### Selected extract:
※
What's your number?
In December each year the Higher School Certificate results are released and each year the media debates on-going issues about this credential. These issues include:
- Data issued by the NSW Education Standards Authority
- The focus on Band 6
- The value of the HSC
- Criticism of the HSC
- Australian Tertiary Assessment Rank (ATAR)
- The proliferation of early offers of university placement.
1. Data issued by the NSW Education Standards Authority
In the late 1990s, there was concern about how student achievement was being perceived and the data that was being published. The McGaw committee charged with reviewing the HSC wanted to reduce the media publication of league tables that ranked schools, change the perception of what was success and separate the tertiary entrance rank (TER) from the publication of HSC results.
Changes resulted in:
- I. The community perception of 50% being a pass and less than 50% a failure led to a rescaling of marks into six bands with Band 6 being the highest and 50% being the cut-off between Bands 1 and 2. This meant that most students who had worked hard for two years were not perceived as failures scoring below 50%.
- II. Increased efficiency allowing the HSC results to be sent to students prior to Christmas.
- III. Successful negotiation with the University Admissions Authority to have the then Tertiary Entrance Rank (to become ATAR) delivered to students some days after they received their HSC results.
- IV. A huge debate about how much data the assessment authority would release. Consistent with its desire to limit data, the names, and schools of students in Band 6 for each subject were released.
2. The focus on Band 6
The release of Band 6 data immediately resulted in the media creating league tables based on these results. The media expanded the use of this data to make year by year comparisons of schools, school systems, type of schools and achievement by gender, geographic differences, and postcode. Improving schools were praised and falling schools criticised based on the performance of their top students. Schools that had improved in other ways like a whole cohort or movements from one band to a higher band in one or more subjects are ignored as the focus falls on just the top group.
Government selective schools continue to be highly represented in this process, but other comprehensive schools receive little recognition because there are fewer bright students in these schools as more selective schools are established. While the government basks in the achievements of these selective schools, the community becomes more wary of the comprehensive schools as a destination for their children.
※
### Records supplied:
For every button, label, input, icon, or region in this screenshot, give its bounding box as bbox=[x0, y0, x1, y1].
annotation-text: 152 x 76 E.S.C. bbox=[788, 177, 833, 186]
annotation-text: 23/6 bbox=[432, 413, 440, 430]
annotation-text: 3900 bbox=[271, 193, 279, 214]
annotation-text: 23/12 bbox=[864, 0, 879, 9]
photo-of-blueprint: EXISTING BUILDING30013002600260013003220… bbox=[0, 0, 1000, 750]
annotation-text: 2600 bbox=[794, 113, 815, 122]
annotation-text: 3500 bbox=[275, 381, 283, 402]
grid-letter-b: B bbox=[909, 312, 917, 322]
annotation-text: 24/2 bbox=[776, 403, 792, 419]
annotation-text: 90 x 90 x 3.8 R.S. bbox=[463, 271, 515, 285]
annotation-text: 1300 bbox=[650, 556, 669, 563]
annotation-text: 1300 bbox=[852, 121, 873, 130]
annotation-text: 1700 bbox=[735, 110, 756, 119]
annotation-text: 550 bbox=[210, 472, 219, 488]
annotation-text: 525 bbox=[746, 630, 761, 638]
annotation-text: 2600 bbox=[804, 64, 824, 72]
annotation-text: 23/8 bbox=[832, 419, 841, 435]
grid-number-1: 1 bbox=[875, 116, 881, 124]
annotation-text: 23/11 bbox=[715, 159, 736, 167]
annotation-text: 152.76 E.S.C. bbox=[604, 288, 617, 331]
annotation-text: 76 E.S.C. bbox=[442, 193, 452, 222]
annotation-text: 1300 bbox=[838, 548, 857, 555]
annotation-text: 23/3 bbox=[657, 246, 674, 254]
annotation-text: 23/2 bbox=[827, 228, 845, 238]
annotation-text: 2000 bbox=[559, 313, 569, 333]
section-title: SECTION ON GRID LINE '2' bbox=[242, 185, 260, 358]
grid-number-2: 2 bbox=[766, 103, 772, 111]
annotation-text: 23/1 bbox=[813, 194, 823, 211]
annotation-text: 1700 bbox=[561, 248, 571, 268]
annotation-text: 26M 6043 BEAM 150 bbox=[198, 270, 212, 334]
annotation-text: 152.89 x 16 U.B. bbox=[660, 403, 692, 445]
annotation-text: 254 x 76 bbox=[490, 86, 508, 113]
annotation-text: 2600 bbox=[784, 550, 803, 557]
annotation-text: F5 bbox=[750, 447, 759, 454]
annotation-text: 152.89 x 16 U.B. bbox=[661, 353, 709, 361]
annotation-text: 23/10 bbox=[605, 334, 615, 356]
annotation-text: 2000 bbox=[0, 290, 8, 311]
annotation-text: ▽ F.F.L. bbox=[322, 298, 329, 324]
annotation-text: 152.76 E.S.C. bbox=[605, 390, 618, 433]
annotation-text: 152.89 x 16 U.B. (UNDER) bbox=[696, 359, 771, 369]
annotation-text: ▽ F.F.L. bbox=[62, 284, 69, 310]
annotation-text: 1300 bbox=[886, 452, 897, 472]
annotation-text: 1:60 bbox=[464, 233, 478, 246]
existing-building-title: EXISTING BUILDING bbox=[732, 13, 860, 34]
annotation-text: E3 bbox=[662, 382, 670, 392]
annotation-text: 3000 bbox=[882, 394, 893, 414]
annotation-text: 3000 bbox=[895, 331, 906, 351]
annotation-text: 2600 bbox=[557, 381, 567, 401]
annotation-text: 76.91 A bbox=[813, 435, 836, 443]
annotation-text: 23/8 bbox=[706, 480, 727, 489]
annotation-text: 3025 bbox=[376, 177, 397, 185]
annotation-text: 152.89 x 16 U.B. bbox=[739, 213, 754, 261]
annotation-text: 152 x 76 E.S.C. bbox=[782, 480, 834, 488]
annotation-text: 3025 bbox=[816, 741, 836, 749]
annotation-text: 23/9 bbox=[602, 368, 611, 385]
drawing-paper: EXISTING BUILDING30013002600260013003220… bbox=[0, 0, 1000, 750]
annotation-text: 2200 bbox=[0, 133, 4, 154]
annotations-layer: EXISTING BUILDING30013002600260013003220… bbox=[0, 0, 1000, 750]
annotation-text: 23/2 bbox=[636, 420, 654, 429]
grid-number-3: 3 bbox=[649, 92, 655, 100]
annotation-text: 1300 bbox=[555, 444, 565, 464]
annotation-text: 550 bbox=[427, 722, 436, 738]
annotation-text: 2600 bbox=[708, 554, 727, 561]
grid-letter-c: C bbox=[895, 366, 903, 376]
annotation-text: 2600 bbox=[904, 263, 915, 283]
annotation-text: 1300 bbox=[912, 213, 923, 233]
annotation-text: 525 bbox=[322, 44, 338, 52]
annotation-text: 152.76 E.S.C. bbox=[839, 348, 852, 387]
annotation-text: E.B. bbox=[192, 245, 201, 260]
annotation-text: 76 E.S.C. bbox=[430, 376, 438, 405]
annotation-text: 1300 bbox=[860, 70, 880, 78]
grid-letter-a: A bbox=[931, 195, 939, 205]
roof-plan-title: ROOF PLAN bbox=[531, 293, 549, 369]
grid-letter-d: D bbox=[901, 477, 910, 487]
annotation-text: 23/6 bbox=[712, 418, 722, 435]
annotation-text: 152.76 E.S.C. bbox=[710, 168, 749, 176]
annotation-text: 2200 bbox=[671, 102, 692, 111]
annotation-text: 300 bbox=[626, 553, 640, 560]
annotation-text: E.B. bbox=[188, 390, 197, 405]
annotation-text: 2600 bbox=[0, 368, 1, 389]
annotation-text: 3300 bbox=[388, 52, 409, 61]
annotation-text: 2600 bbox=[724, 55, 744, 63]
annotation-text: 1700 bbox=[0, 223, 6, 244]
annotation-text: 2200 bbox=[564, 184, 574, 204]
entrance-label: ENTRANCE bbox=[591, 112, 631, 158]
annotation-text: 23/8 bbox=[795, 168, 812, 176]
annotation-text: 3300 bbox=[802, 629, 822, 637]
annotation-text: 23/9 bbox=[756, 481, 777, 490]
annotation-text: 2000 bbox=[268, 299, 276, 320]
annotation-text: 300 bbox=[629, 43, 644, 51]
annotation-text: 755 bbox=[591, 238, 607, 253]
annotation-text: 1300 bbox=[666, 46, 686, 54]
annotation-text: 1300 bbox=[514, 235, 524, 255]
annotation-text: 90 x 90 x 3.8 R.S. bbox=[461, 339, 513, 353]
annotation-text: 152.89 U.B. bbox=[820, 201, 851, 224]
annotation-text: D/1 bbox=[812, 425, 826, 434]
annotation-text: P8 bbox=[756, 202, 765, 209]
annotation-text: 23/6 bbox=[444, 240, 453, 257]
※
### What to work on:
A: Retype the stretch of the HSC results piece from "- III. Successful" through "subject were released.".
B: According to the HSC results piece, what did the McGaw committee want to separate from the publication of HSC results?
The records aren't needed for this work.

### Answers for the tasks:
A:
- III. Successful negotiation with the University Admissions Authority to have the then Tertiary Entrance Rank (to become ATAR) delivered to students some days after they received their HSC results.
- IV. A huge debate about how much data the assessment authority would release. Consistent with its desire to limit data, the names, and schools of students in Band 6 for each subject were released.

B: The tertiary entrance rank (TER).